*Problem details*
Retype the full set of records. Keep every character identical.

*Data for this task*
-- BEGIN --

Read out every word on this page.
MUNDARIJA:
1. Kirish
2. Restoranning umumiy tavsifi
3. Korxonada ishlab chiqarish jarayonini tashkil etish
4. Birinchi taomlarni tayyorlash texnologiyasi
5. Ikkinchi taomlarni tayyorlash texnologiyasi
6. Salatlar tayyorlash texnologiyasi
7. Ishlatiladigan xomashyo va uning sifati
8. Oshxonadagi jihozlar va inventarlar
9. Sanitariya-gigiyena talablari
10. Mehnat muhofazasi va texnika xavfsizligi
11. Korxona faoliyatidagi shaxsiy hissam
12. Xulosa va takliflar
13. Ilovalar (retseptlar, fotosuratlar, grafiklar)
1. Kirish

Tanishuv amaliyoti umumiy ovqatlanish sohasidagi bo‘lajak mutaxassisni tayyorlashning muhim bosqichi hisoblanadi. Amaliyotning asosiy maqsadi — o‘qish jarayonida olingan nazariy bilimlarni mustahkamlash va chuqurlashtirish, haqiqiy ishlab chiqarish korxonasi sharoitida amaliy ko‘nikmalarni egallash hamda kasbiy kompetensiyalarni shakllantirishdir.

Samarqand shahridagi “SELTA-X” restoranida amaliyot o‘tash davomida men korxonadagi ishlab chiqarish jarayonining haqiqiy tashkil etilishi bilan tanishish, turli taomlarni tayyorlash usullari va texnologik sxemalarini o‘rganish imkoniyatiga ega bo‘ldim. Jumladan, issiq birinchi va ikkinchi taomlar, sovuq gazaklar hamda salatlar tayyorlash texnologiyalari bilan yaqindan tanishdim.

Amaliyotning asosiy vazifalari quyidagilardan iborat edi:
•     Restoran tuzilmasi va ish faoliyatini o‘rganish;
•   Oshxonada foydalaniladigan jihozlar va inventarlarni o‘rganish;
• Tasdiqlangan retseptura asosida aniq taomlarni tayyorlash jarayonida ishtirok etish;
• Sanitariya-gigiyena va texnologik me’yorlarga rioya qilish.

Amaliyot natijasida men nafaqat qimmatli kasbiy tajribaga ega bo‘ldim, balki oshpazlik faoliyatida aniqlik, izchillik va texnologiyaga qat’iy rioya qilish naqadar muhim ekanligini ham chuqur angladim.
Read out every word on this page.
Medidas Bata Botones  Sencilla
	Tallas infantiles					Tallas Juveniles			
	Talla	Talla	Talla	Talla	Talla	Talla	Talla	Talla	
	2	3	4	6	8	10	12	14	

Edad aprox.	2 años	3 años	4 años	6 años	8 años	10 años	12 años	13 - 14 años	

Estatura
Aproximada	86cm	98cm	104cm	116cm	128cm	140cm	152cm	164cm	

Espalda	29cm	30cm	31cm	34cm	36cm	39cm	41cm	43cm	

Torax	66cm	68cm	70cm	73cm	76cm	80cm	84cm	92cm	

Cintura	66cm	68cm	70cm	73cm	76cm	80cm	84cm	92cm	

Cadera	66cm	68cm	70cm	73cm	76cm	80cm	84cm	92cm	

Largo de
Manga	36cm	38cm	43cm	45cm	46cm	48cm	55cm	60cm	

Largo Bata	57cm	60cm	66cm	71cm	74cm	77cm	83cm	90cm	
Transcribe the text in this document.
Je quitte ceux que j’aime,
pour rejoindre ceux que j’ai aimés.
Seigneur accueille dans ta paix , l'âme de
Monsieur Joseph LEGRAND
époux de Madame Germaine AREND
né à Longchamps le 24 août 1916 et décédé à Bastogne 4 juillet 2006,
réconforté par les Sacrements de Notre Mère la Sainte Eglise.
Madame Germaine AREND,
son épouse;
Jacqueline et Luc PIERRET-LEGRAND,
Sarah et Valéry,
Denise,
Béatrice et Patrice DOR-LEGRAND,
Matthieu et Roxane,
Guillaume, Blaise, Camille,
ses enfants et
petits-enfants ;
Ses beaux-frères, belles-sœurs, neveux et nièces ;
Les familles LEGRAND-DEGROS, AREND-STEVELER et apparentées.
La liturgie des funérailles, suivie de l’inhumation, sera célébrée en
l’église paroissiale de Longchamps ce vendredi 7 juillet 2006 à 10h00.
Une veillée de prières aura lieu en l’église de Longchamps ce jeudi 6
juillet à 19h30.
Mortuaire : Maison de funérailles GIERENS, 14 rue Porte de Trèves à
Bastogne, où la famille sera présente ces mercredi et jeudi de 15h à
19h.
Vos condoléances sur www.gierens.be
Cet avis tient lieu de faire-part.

-- END --

*Result of this exercise*
Read out every word on this page.
MUNDARIJA:
1. Kirish
2. Restoranning umumiy tavsifi
3. Korxonada ishlab chiqarish jarayonini tashkil etish
4. Birinchi taomlarni tayyorlash texnologiyasi
5. Ikkinchi taomlarni tayyorlash texnologiyasi
6. Salatlar tayyorlash texnologiyasi
7. Ishlatiladigan xomashyo va uning sifati
8. Oshxonadagi jihozlar va inventarlar
9. Sanitariya-gigiyena talablari
10. Mehnat muhofazasi va texnika xavfsizligi
11. Korxona faoliyatidagi shaxsiy hissam
12. Xulosa va takliflar
13. Ilovalar (retseptlar, fotosuratlar, grafiklar)
1. Kirish

Tanishuv amaliyoti umumiy ovqatlanish sohasidagi bo‘lajak mutaxassisni tayyorlashning muhim bosqichi hisoblanadi. Amaliyotning asosiy maqsadi — o‘qish jarayonida olingan nazariy bilimlarni mustahkamlash va chuqurlashtirish, haqiqiy ishlab chiqarish korxonasi sharoitida amaliy ko‘nikmalarni egallash hamda kasbiy kompetensiyalarni shakllantirishdir.

Samarqand shahridagi “SELTA-X” restoranida amaliyot o‘tash davomida men korxonadagi ishlab chiqarish jarayonining haqiqiy tashkil etilishi bilan tanishish, turli taomlarni tayyorlash usullari va texnologik sxemalarini o‘rganish imkoniyatiga ega bo‘ldim. Jumladan, issiq birinchi va ikkinchi taomlar, sovuq gazaklar hamda salatlar tayyorlash texnologiyalari bilan yaqindan tanishdim.

Amaliyotning asosiy vazifalari quyidagilardan iborat edi:
•     Restoran tuzilmasi va ish faoliyatini o‘rganish;
•   Oshxonada foydalaniladigan jihozlar va inventarlarni o‘rganish;
• Tasdiqlangan retseptura asosida aniq taomlarni tayyorlash jarayonida ishtirok etish;
• Sanitariya-gigiyena va texnologik me’yorlarga rioya qilish.

Amaliyot natijasida men nafaqat qimmatli kasbiy tajribaga ega bo‘ldim, balki oshpazlik faoliyatida aniqlik, izchillik va texnologiyaga qat’iy rioya qilish naqadar muhim ekanligini ham chuqur angladim.
Read out every word on this page.
Medidas Bata Botones  Sencilla
	Tallas infantiles					Tallas Juveniles			
	Talla	Talla	Talla	Talla	Talla	Talla	Talla	Talla	
	2	3	4	6	8	10	12	14	

Edad aprox.	2 años	3 años	4 años	6 años	8 años	10 años	12 años	13 - 14 años	

Estatura
Aproximada	86cm	98cm	104cm	116cm	128cm	140cm	152cm	164cm	

Espalda	29cm	30cm	31cm	34cm	36cm	39cm	41cm	43cm	

Torax	66cm	68cm	70cm	73cm	76cm	80cm	84cm	92cm	

Cintura	66cm	68cm	70cm	73cm	76cm	80cm	84cm	92cm	

Cadera	66cm	68cm	70cm	73cm	76cm	80cm	84cm	92cm	

Largo de
Manga	36cm	38cm	43cm	45cm	46cm	48cm	55cm	60cm	

Largo Bata	57cm	60cm	66cm	71cm	74cm	77cm	83cm	90cm	
Transcribe the text in this document.
Je quitte ceux que j’aime,
pour rejoindre ceux que j’ai aimés.
Seigneur accueille dans ta paix , l'âme de
Monsieur Joseph LEGRAND
époux de Madame Germaine AREND
né à Longchamps le 24 août 1916 et décédé à Bastogne 4 juillet 2006,
réconforté par les Sacrements de Notre Mère la Sainte Eglise.
Madame Germaine AREND,
son épouse;
Jacqueline et Luc PIERRET-LEGRAND,
Sarah et Valéry,
Denise,
Béatrice et Patrice DOR-LEGRAND,
Matthieu et Roxane,
Guillaume, Blaise, Camille,
ses enfants et
petits-enfants ;
Ses beaux-frères, belles-sœurs, neveux et nièces ;
Les familles LEGRAND-DEGROS, AREND-STEVELER et apparentées.
La liturgie des funérailles, suivie de l’inhumation, sera célébrée en
l’église paroissiale de Longchamps ce vendredi 7 juillet 2006 à 10h00.
Une veillée de prières aura lieu en l’église de Longchamps ce jeudi 6
juillet à 19h30.
Mortuaire : Maison de funérailles GIERENS, 14 rue Porte de Trèves à
Bastogne, où la famille sera présente ces mercredi et jeudi de 15h à
19h.
Vos condoléances sur www.gierens.be
Cet avis tient lieu de faire-part.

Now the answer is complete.